• _Task objective_:
The records below must be retyped exactly.

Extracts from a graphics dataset
══════
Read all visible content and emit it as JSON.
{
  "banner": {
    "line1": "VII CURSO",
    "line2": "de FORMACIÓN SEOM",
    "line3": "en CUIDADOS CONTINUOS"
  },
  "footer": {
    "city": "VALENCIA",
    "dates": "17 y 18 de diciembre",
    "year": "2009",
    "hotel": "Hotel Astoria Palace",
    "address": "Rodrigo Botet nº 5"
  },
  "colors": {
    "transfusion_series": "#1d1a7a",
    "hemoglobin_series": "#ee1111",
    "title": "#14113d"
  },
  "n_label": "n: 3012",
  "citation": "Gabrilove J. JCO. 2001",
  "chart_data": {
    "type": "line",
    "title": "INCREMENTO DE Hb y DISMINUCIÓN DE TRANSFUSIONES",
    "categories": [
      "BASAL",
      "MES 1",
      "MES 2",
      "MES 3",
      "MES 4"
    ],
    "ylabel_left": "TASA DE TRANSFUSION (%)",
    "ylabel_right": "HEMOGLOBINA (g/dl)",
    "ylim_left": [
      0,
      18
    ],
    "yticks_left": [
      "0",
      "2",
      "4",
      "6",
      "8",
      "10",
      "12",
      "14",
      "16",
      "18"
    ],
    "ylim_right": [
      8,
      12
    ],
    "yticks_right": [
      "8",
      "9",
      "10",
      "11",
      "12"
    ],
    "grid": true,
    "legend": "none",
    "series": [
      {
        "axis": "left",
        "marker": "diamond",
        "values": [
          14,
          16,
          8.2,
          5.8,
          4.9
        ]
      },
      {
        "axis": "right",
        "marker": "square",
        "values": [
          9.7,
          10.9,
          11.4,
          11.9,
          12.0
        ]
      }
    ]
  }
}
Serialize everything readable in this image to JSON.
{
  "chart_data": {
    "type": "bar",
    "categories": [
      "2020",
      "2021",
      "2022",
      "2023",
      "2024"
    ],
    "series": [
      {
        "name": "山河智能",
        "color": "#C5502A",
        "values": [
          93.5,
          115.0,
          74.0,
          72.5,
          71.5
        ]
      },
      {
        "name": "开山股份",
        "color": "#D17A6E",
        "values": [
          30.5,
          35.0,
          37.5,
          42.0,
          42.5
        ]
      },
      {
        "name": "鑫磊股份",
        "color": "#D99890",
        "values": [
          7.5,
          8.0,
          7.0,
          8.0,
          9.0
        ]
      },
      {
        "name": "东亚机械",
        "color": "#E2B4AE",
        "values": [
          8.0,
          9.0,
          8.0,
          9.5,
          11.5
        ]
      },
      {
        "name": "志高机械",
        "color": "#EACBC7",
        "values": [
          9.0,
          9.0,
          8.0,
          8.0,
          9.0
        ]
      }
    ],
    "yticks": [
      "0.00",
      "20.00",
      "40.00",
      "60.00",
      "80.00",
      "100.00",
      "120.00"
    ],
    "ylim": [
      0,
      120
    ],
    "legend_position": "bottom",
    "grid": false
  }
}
══════
• _Reply_:
Read all visible content and emit it as JSON.
{
  "banner": {
    "line1": "VII CURSO",
    "line2": "de FORMACIÓN SEOM",
    "line3": "en CUIDADOS CONTINUOS"
  },
  "footer": {
    "city": "VALENCIA",
    "dates": "17 y 18 de diciembre",
    "year": "2009",
    "hotel": "Hotel Astoria Palace",
    "address": "Rodrigo Botet nº 5"
  },
  "colors": {
    "transfusion_series": "#1d1a7a",
    "hemoglobin_series": "#ee1111",
    "title": "#14113d"
  },
  "n_label": "n: 3012",
  "citation": "Gabrilove J. JCO. 2001",
  "chart_data": {
    "type": "line",
    "title": "INCREMENTO DE Hb y DISMINUCIÓN DE TRANSFUSIONES",
    "categories": [
      "BASAL",
      "MES 1",
      "MES 2",
      "MES 3",
      "MES 4"
    ],
    "ylabel_left": "TASA DE TRANSFUSION (%)",
    "ylabel_right": "HEMOGLOBINA (g/dl)",
    "ylim_left": [
      0,
      18
    ],
    "yticks_left": [
      "0",
      "2",
      "4",
      "6",
      "8",
      "10",
      "12",
      "14",
      "16",
      "18"
    ],
    "ylim_right": [
      8,
      12
    ],
    "yticks_right": [
      "8",
      "9",
      "10",
      "11",
      "12"
    ],
    "grid": true,
    "legend": "none",
    "series": [
      {
        "axis": "left",
        "marker": "diamond",
        "values": [
          14,
          16,
          8.2,
          5.8,
          4.9
        ]
      },
      {
        "axis": "right",
        "marker": "square",
        "values": [
          9.7,
          10.9,
          11.4,
          11.9,
          12.0
        ]
      }
    ]
  }
}
Serialize everything readable in this image to JSON.
{
  "chart_data": {
    "type": "bar",
    "categories": [
      "2020",
      "2021",
      "2022",
      "2023",
      "2024"
    ],
    "series": [
      {
        "name": "山河智能",
        "color": "#C5502A",
        "values": [
          93.5,
          115.0,
          74.0,
          72.5,
          71.5
        ]
      },
      {
        "name": "开山股份",
        "color": "#D17A6E",
        "values": [
          30.5,
          35.0,
          37.5,
          42.0,
          42.5
        ]
      },
      {
        "name": "鑫磊股份",
        "color": "#D99890",
        "values": [
          7.5,
          8.0,
          7.0,
          8.0,
          9.0
        ]
      },
      {
        "name": "东亚机械",
        "color": "#E2B4AE",
        "values": [
          8.0,
          9.0,
          8.0,
          9.5,
          11.5
        ]
      },
      {
        "name": "志高机械",
        "color": "#EACBC7",
        "values": [
          9.0,
          9.0,
          8.0,
          8.0,
          9.0
        ]
      }
    ],
    "yticks": [
      "0.00",
      "20.00",
      "40.00",
      "60.00",
      "80.00",
      "100.00",
      "120.00"
    ],
    "ylim": [
      0,
      120
    ],
    "legend_position": "bottom",
    "grid": false
  }
}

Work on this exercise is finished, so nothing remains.